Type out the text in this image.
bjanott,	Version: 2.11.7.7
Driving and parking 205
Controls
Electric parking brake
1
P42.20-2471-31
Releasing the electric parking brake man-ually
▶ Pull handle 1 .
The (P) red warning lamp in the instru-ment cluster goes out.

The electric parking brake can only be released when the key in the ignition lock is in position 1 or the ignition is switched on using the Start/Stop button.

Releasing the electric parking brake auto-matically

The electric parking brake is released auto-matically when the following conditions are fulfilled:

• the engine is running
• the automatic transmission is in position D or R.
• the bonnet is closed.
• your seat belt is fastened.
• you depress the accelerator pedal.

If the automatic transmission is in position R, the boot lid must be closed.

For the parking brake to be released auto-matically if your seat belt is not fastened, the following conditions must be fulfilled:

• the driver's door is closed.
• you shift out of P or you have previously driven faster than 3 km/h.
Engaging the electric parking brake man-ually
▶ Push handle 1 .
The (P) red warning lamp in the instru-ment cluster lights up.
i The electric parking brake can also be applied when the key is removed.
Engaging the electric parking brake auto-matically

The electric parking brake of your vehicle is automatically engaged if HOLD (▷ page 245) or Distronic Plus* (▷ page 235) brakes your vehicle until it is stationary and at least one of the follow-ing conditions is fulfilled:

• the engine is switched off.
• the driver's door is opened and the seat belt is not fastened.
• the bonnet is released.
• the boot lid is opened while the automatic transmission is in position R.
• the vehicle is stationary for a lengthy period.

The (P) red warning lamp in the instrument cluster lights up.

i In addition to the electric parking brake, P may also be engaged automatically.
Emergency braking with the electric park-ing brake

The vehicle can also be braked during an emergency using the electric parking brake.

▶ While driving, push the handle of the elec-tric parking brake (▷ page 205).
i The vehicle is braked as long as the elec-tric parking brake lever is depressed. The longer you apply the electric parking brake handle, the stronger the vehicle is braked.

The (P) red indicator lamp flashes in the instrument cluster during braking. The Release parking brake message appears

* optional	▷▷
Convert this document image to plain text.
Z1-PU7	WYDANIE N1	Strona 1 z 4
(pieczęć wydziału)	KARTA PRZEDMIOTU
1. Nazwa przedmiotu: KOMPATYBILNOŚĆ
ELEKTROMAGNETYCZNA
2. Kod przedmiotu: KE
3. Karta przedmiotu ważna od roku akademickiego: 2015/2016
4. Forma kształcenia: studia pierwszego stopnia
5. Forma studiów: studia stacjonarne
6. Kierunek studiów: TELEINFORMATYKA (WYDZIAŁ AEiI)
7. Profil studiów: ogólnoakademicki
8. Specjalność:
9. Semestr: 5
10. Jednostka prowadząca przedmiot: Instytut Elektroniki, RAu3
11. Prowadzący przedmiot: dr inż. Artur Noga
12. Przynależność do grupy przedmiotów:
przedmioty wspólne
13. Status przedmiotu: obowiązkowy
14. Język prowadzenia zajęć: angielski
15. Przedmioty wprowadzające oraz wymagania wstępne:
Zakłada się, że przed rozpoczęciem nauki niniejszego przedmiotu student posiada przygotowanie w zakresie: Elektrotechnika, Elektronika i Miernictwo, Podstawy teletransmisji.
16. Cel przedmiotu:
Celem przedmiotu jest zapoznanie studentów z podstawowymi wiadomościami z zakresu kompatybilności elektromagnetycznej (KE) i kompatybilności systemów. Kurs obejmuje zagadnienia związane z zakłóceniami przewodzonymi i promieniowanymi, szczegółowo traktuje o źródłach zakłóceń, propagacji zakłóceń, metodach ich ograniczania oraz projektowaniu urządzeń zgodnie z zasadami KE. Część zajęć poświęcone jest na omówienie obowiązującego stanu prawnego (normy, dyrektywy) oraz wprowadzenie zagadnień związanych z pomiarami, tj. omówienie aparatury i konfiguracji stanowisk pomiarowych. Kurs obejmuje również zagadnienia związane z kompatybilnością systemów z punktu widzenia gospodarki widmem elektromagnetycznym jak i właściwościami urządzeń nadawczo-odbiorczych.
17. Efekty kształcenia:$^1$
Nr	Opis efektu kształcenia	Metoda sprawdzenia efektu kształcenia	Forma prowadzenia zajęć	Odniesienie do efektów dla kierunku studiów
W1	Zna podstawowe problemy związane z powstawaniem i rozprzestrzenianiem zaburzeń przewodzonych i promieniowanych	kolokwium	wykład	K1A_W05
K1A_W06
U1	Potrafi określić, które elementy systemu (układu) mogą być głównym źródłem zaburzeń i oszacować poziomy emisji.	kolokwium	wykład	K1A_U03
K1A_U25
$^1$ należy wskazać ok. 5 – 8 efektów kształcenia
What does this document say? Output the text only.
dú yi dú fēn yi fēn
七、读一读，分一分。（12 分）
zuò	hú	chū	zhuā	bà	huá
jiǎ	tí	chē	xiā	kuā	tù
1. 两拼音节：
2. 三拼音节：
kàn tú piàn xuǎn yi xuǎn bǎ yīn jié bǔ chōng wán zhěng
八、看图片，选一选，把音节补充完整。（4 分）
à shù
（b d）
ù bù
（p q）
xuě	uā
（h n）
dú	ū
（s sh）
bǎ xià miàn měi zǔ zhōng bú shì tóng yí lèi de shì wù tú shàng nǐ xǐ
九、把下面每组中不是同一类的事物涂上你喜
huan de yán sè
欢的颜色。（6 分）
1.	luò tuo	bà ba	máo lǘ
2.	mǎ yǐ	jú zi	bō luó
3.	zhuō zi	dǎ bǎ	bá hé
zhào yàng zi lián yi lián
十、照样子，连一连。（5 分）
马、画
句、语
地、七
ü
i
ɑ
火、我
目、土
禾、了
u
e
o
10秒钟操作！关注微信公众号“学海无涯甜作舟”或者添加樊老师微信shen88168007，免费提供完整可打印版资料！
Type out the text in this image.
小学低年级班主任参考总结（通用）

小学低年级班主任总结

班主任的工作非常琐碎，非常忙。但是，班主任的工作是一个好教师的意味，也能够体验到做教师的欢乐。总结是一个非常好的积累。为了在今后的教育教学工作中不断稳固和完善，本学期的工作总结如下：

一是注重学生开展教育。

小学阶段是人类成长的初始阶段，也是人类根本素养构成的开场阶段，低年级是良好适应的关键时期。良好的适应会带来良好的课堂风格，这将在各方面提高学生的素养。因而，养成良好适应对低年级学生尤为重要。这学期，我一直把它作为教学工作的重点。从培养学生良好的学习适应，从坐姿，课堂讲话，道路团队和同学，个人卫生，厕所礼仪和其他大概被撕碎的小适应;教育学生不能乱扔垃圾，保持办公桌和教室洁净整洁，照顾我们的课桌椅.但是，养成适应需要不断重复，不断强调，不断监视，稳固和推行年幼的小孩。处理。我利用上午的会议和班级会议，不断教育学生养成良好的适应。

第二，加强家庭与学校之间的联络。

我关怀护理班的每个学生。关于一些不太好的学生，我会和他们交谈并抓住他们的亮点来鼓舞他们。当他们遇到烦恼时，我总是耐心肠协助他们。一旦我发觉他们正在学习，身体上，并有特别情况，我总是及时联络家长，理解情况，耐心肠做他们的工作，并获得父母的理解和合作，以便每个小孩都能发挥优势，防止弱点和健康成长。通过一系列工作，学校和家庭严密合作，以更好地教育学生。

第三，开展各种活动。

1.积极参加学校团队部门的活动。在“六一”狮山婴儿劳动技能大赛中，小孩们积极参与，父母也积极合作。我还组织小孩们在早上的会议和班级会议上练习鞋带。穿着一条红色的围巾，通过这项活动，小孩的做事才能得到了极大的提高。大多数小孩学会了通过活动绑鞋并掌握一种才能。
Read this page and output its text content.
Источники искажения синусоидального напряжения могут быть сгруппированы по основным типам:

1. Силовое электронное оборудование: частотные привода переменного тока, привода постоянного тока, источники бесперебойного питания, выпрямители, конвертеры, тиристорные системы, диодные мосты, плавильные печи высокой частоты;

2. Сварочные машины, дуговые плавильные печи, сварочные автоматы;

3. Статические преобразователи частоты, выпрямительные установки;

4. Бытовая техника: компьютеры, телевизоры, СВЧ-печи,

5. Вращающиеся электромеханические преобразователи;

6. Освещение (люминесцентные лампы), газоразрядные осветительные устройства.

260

§ The problem: Repeat exactly, and only, the lines from the line with "Read this page and output its text content." through the end of the listing above, both ends included.

§ Full response:
Read this page and output its text content.
Источники искажения синусоидального напряжения могут быть сгруппированы по основным типам:

1. Силовое электронное оборудование: частотные привода переменного тока, привода постоянного тока, источники бесперебойного питания, выпрямители, конвертеры, тиристорные системы, диодные мосты, плавильные печи высокой частоты;

2. Сварочные машины, дуговые плавильные печи, сварочные автоматы;

3. Статические преобразователи частоты, выпрямительные установки;

4. Бытовая техника: компьютеры, телевизоры, СВЧ-печи,

5. Вращающиеся электромеханические преобразователи;

6. Освещение (люминесцентные лампы), газоразрядные осветительные устройства.

260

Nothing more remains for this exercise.